_SET PROBLEM:_ In the material below, find how many lines contain the string "JSON". Write only that number.

======== EXCERPTED DATA

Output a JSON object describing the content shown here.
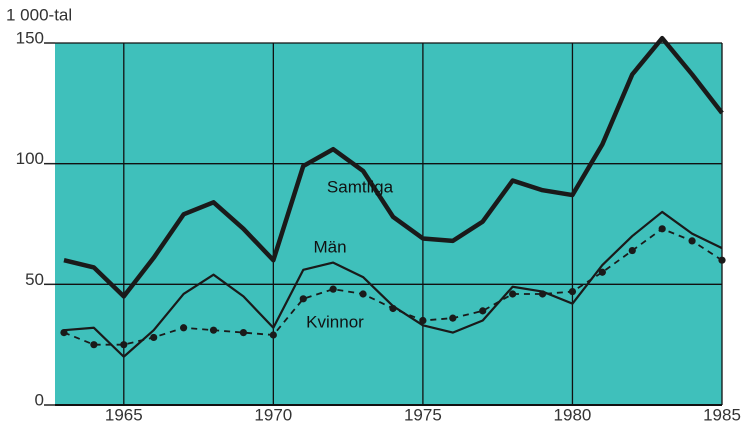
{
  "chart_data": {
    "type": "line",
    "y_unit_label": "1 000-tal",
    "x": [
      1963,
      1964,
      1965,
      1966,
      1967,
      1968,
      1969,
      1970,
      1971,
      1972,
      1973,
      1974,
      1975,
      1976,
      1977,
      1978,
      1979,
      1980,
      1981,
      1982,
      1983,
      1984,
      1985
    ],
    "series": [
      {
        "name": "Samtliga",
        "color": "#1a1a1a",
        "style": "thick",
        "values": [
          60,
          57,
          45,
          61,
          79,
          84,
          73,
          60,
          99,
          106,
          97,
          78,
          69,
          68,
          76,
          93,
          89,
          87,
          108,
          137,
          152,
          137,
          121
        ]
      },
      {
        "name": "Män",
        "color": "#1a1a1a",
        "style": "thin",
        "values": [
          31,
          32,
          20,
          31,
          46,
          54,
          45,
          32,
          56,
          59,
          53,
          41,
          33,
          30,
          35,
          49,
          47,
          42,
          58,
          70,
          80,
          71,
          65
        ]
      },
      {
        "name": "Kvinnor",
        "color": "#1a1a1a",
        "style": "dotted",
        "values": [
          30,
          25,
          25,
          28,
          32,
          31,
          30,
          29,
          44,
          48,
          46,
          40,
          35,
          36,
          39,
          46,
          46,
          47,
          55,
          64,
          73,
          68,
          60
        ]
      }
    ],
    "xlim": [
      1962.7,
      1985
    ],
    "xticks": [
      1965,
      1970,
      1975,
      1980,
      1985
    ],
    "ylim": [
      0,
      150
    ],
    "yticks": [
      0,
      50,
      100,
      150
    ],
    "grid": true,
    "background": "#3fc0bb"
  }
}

================
======== EXCERPTED DATA

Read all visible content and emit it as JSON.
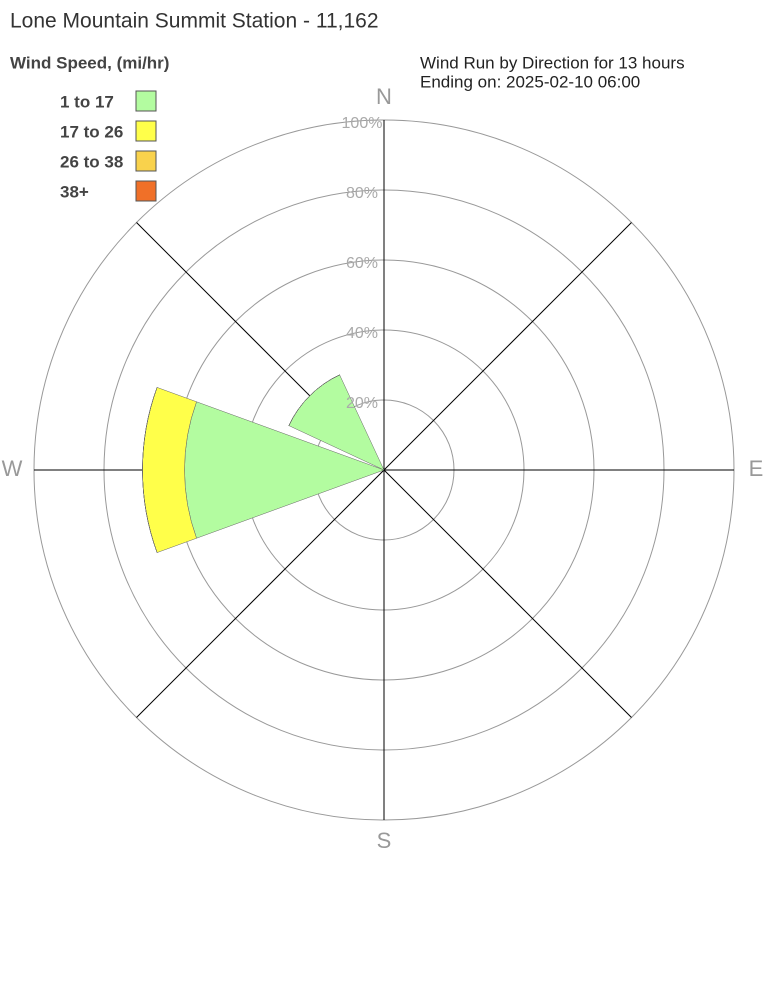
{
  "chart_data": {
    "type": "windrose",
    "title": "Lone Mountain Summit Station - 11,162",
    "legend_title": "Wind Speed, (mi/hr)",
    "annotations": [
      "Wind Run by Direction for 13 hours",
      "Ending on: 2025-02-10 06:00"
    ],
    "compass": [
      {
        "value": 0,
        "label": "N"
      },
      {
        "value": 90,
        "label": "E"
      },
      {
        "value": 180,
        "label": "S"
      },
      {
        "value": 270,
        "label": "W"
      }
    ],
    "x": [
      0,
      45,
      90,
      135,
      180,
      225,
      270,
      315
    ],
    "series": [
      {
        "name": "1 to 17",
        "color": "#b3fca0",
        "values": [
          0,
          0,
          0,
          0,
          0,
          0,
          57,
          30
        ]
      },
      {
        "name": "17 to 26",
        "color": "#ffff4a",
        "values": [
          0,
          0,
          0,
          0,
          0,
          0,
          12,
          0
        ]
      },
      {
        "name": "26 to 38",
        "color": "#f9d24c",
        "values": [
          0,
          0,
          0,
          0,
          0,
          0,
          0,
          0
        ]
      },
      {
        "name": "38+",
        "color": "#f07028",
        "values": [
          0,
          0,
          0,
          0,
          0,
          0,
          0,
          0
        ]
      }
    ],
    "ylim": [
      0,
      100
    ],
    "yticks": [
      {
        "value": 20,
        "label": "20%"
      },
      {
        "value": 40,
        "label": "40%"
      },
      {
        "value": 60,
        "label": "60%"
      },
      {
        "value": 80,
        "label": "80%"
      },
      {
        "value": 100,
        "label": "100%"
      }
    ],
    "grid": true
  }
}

================
======== EXCERPTED DATA

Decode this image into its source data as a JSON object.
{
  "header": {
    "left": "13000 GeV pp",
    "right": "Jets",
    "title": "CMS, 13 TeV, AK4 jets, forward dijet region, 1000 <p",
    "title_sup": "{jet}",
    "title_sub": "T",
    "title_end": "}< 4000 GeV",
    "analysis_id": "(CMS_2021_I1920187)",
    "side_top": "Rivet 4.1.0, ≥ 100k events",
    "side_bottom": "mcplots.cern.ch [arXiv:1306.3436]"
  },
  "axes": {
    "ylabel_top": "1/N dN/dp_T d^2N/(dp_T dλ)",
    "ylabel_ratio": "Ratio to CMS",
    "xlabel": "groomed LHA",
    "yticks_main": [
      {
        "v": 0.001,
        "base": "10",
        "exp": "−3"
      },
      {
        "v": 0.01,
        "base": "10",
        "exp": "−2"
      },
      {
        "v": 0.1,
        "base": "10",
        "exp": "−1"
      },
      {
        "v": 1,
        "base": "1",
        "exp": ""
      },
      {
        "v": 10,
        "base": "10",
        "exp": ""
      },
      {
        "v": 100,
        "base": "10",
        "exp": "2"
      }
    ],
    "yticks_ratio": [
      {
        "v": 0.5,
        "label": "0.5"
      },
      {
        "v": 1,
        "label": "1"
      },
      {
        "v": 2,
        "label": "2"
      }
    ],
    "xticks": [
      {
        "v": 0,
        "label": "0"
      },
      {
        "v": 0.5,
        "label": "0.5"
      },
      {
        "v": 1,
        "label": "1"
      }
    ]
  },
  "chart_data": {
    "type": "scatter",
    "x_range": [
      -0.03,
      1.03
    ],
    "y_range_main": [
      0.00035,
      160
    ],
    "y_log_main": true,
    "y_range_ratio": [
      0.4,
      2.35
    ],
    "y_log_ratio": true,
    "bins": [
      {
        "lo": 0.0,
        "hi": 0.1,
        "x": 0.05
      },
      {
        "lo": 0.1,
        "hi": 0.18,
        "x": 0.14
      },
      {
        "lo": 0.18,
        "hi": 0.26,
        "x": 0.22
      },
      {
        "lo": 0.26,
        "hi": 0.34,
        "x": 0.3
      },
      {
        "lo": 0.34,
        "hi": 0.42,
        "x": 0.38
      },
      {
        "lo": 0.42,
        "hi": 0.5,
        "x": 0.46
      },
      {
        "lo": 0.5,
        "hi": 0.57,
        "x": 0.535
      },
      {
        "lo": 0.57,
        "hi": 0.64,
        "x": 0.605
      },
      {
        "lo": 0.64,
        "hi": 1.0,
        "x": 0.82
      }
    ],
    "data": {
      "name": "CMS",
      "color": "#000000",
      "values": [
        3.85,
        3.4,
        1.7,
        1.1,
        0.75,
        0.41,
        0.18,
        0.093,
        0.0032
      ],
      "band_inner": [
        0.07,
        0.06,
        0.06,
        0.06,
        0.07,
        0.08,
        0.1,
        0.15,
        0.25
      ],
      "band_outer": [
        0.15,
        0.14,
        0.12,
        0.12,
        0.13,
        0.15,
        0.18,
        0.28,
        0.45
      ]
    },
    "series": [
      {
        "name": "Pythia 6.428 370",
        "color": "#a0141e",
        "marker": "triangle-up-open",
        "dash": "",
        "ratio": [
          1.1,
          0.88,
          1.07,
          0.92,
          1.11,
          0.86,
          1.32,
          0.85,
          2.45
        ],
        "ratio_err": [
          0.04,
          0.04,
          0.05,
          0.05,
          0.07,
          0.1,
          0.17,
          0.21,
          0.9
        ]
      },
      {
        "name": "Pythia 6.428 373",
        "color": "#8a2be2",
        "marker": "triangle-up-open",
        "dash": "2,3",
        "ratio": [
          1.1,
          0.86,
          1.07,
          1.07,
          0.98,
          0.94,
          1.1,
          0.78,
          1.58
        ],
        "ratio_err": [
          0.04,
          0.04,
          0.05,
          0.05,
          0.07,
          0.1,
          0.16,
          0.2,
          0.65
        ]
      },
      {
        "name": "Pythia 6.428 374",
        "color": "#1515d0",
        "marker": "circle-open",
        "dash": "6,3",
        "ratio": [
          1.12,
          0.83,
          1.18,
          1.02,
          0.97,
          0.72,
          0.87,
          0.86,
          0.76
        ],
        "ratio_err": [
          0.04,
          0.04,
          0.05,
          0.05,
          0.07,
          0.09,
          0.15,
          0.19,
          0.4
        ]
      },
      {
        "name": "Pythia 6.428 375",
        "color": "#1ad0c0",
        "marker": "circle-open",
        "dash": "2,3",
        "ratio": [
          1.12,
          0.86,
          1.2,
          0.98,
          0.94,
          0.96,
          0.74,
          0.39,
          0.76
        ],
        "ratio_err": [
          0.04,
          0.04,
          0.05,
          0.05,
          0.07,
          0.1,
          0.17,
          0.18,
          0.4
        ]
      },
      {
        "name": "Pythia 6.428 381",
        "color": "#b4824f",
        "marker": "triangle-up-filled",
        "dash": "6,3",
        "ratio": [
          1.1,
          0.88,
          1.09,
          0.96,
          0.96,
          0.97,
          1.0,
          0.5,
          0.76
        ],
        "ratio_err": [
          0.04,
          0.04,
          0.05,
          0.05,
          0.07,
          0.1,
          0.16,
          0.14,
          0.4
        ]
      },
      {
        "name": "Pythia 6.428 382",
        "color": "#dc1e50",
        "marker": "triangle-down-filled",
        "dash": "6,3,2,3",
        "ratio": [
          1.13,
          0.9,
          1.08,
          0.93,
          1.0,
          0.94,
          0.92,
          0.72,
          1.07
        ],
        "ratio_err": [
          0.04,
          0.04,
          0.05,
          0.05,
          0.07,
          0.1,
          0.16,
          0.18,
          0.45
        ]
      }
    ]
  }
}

================

_REPLY:_ 3